What you need to do:
Repeat the records verbatim and leave the pictures out of your copy.

***** Entries shown *****

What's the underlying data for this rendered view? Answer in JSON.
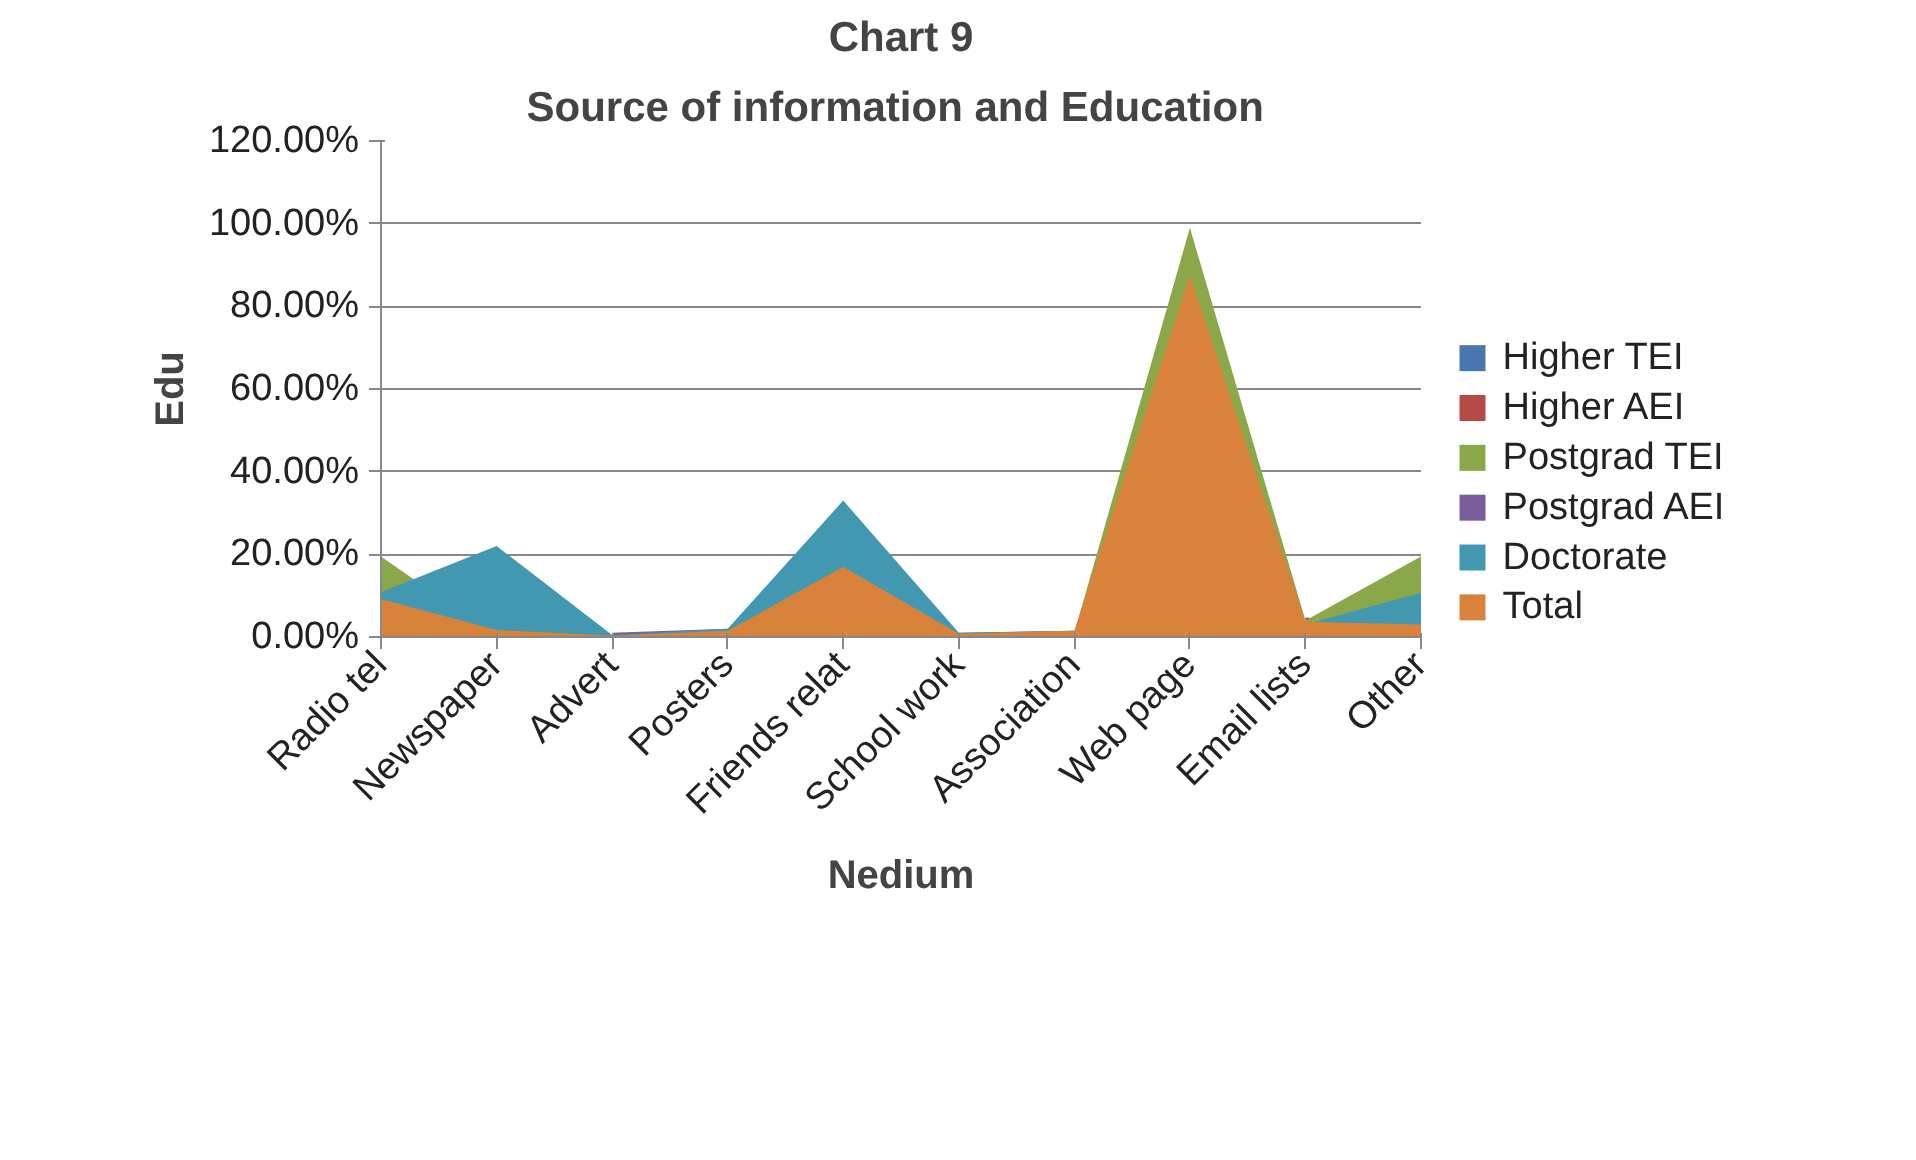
{
  "chart_data": {
    "type": "area",
    "title": "Chart 9",
    "subtitle": "Source of information and  Education",
    "xlabel": "Nedium",
    "ylabel": "Edu",
    "categories": [
      "Radio tel",
      "Newspaper",
      "Advert",
      "Posters",
      "Friends relat",
      "School work",
      "Association",
      "Web page",
      "Email lists",
      "Other"
    ],
    "series": [
      {
        "name": "Higher TEI",
        "color": "#4a76b0",
        "values": [
          null,
          null,
          null,
          null,
          null,
          null,
          null,
          null,
          null,
          null
        ]
      },
      {
        "name": "Higher AEI",
        "color": "#b64a47",
        "values": [
          null,
          null,
          null,
          null,
          null,
          null,
          null,
          null,
          4.7,
          2
        ]
      },
      {
        "name": "Postgrad TEI",
        "color": "#8aa84a",
        "values": [
          19.5,
          0,
          null,
          null,
          null,
          null,
          1,
          99,
          4,
          19.5
        ]
      },
      {
        "name": "Postgrad AEI",
        "color": "#7a5e9c",
        "values": [
          null,
          null,
          1,
          2,
          null,
          1,
          1.5,
          null,
          null,
          null
        ]
      },
      {
        "name": "Doctorate",
        "color": "#4198b0",
        "values": [
          10.8,
          22,
          0.5,
          2,
          33,
          1,
          1.5,
          null,
          3,
          10.7
        ]
      },
      {
        "name": "Total",
        "color": "#d9823b",
        "values": [
          9.2,
          1.7,
          0.3,
          1.5,
          17,
          0.8,
          1.5,
          87.5,
          3.7,
          3
        ]
      }
    ],
    "ylim": [
      0,
      120
    ],
    "yticks": [
      {
        "value": 0,
        "label": "0.00%"
      },
      {
        "value": 20,
        "label": "20.00%"
      },
      {
        "value": 40,
        "label": "40.00%"
      },
      {
        "value": 60,
        "label": "60.00%"
      },
      {
        "value": 80,
        "label": "80.00%"
      },
      {
        "value": 100,
        "label": "100.00%"
      },
      {
        "value": 120,
        "label": "120.00%"
      }
    ],
    "grid": "y",
    "legend": "right"
  }
}
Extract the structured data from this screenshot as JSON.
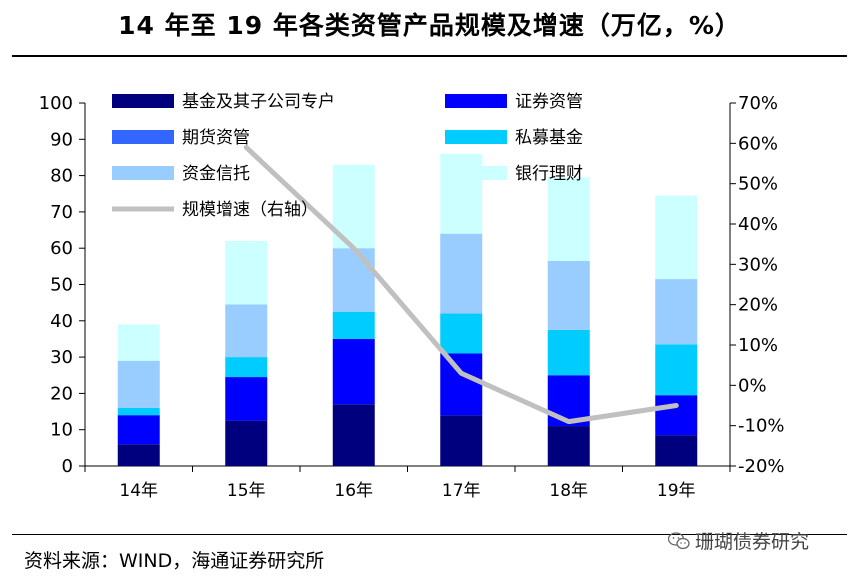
{
  "title": "14 年至 19 年各类资管产品规模及增速（万亿，%）",
  "source": "资料来源：WIND，海通证券研究所",
  "watermark": "珊瑚债券研究",
  "chart_data": {
    "type": "bar",
    "stacked": true,
    "categories": [
      "14年",
      "15年",
      "16年",
      "17年",
      "18年",
      "19年"
    ],
    "series": [
      {
        "name": "基金及其子公司专户",
        "color": "#00007f",
        "values": [
          6,
          12.5,
          17,
          14,
          11,
          8.5
        ]
      },
      {
        "name": "证券资管",
        "color": "#0000ff",
        "values": [
          8,
          12,
          18,
          17,
          14,
          11
        ]
      },
      {
        "name": "期货资管",
        "color": "#3366ff",
        "values": [
          0,
          0,
          0,
          0,
          0,
          0
        ]
      },
      {
        "name": "私募基金",
        "color": "#00ccff",
        "values": [
          2,
          5.5,
          7.5,
          11,
          12.5,
          14
        ]
      },
      {
        "name": "资金信托",
        "color": "#99ccff",
        "values": [
          13,
          14.5,
          17.5,
          22,
          19,
          18
        ]
      },
      {
        "name": "银行理财",
        "color": "#ccffff",
        "values": [
          10,
          17.5,
          23,
          22,
          23,
          23
        ]
      }
    ],
    "line": {
      "name": "规模增速（右轴）",
      "color": "#c0c0c0",
      "categories": [
        "15年",
        "16年",
        "17年",
        "18年",
        "19年"
      ],
      "values": [
        59,
        34,
        3,
        -9,
        -5
      ]
    },
    "y_left": {
      "min": 0,
      "max": 100,
      "step": 10
    },
    "y_right": {
      "min": -20,
      "max": 70,
      "step": 10,
      "suffix": "%"
    },
    "legend_position": "top, inside plot, two columns"
  }
}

*****

Solved exercise:
What's the underlying data for this rendered view? Answer in JSON.
{
  "chart_data": {
    "type": "area",
    "title": "Chart 9",
    "subtitle": "Source of information and  Education",
    "xlabel": "Nedium",
    "ylabel": "Edu",
    "categories": [
      "Radio tel",
      "Newspaper",
      "Advert",
      "Posters",
      "Friends relat",
      "School work",
      "Association",
      "Web page",
      "Email lists",
      "Other"
    ],
    "series": [
      {
        "name": "Higher TEI",
        "color": "#4a76b0",
        "values": [
          null,
          null,
          null,
          null,
          null,
          null,
          null,
          null,
          null,
          null
        ]
      },
      {
        "name": "Higher AEI",
        "color": "#b64a47",
        "values": [
          null,
          null,
          null,
          null,
          null,
          null,
          null,
          null,
          4.7,
          2
        ]
      },
      {
        "name": "Postgrad TEI",
        "color": "#8aa84a",
        "values": [
          19.5,
          0,
          null,
          null,
          null,
          null,
          1,
          99,
          4,
          19.5
        ]
      },
      {
        "name": "Postgrad AEI",
        "color": "#7a5e9c",
        "values": [
          null,
          null,
          1,
          2,
          null,
          1,
          1.5,
          null,
          null,
          null
        ]
      },
      {
        "name": "Doctorate",
        "color": "#4198b0",
        "values": [
          10.8,
          22,
          0.5,
          2,
          33,
          1,
          1.5,
          null,
          3,
          10.7
        ]
      },
      {
        "name": "Total",
        "color": "#d9823b",
        "values": [
          9.2,
          1.7,
          0.3,
          1.5,
          17,
          0.8,
          1.5,
          87.5,
          3.7,
          3
        ]
      }
    ],
    "ylim": [
      0,
      120
    ],
    "yticks": [
      {
        "value": 0,
        "label": "0.00%"
      },
      {
        "value": 20,
        "label": "20.00%"
      },
      {
        "value": 40,
        "label": "40.00%"
      },
      {
        "value": 60,
        "label": "60.00%"
      },
      {
        "value": 80,
        "label": "80.00%"
      },
      {
        "value": 100,
        "label": "100.00%"
      },
      {
        "value": 120,
        "label": "120.00%"
      }
    ],
    "grid": "y",
    "legend": "right"
  }
}
Extract the structured data from this screenshot as JSON.
{
  "title": "14 年至 19 年各类资管产品规模及增速（万亿，%）",
  "source": "资料来源：WIND，海通证券研究所",
  "watermark": "珊瑚债券研究",
  "chart_data": {
    "type": "bar",
    "stacked": true,
    "categories": [
      "14年",
      "15年",
      "16年",
      "17年",
      "18年",
      "19年"
    ],
    "series": [
      {
        "name": "基金及其子公司专户",
        "color": "#00007f",
        "values": [
          6,
          12.5,
          17,
          14,
          11,
          8.5
        ]
      },
      {
        "name": "证券资管",
        "color": "#0000ff",
        "values": [
          8,
          12,
          18,
          17,
          14,
          11
        ]
      },
      {
        "name": "期货资管",
        "color": "#3366ff",
        "values": [
          0,
          0,
          0,
          0,
          0,
          0
        ]
      },
      {
        "name": "私募基金",
        "color": "#00ccff",
        "values": [
          2,
          5.5,
          7.5,
          11,
          12.5,
          14
        ]
      },
      {
        "name": "资金信托",
        "color": "#99ccff",
        "values": [
          13,
          14.5,
          17.5,
          22,
          19,
          18
        ]
      },
      {
        "name": "银行理财",
        "color": "#ccffff",
        "values": [
          10,
          17.5,
          23,
          22,
          23,
          23
        ]
      }
    ],
    "line": {
      "name": "规模增速（右轴）",
      "color": "#c0c0c0",
      "categories": [
        "15年",
        "16年",
        "17年",
        "18年",
        "19年"
      ],
      "values": [
        59,
        34,
        3,
        -9,
        -5
      ]
    },
    "y_left": {
      "min": 0,
      "max": 100,
      "step": 10
    },
    "y_right": {
      "min": -20,
      "max": 70,
      "step": 10,
      "suffix": "%"
    },
    "legend_position": "top, inside plot, two columns"
  }
}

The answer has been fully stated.